Data records
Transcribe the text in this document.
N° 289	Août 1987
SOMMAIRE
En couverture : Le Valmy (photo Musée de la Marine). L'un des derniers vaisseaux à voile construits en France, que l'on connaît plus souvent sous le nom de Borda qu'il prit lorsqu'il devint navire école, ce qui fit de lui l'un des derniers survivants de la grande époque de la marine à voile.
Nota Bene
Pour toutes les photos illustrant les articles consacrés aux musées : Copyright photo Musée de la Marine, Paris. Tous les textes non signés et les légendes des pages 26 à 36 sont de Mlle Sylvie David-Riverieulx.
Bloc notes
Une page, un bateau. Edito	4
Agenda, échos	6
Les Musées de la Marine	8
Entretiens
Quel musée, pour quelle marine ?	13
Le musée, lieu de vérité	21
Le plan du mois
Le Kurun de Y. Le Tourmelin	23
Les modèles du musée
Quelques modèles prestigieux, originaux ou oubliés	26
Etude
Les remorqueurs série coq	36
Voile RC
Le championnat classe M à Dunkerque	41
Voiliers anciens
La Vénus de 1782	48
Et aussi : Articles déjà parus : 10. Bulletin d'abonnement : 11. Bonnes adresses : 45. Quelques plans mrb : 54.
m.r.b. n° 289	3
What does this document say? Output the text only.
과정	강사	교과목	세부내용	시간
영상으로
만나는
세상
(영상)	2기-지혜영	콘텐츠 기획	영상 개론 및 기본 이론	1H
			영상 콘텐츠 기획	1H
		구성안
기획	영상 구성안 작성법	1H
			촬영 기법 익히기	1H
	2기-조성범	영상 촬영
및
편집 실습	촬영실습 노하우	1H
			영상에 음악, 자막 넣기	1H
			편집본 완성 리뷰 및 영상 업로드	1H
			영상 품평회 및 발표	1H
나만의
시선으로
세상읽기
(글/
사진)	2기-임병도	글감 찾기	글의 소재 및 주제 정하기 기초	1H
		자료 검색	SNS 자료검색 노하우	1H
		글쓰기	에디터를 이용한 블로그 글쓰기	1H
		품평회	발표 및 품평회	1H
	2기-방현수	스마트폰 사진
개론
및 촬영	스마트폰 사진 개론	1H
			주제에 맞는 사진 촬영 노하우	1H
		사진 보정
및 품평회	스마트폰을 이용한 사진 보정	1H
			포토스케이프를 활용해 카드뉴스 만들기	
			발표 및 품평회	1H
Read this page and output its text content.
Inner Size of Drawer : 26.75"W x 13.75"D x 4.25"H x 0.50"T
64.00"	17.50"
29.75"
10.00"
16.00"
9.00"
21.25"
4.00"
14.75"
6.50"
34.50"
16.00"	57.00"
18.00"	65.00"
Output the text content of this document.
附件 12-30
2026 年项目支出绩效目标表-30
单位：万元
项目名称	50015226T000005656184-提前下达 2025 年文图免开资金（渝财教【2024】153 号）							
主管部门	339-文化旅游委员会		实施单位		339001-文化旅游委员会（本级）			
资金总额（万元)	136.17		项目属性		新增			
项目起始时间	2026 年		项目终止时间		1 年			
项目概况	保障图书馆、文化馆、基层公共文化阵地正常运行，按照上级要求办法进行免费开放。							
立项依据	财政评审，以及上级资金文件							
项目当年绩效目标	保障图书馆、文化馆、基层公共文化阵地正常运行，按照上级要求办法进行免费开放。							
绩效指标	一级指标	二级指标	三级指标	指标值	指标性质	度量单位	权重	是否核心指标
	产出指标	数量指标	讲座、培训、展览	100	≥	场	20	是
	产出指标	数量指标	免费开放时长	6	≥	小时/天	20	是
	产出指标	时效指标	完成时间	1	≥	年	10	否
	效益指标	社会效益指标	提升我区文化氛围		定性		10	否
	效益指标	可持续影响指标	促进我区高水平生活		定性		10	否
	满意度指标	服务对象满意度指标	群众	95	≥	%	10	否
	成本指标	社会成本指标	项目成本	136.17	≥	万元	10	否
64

◆ WORK INSTRUCTIONS ◆
Identify the lines of the data that contain the word "Quelques". Copy each of them.

◆ EXERCISE ANSWER ◆
Quelques modèles prestigieux, originaux ou oubliés	26
Et aussi : Articles déjà parus : 10. Bulletin d'abonnement : 11. Bonnes adresses : 45. Quelques plans mrb : 54.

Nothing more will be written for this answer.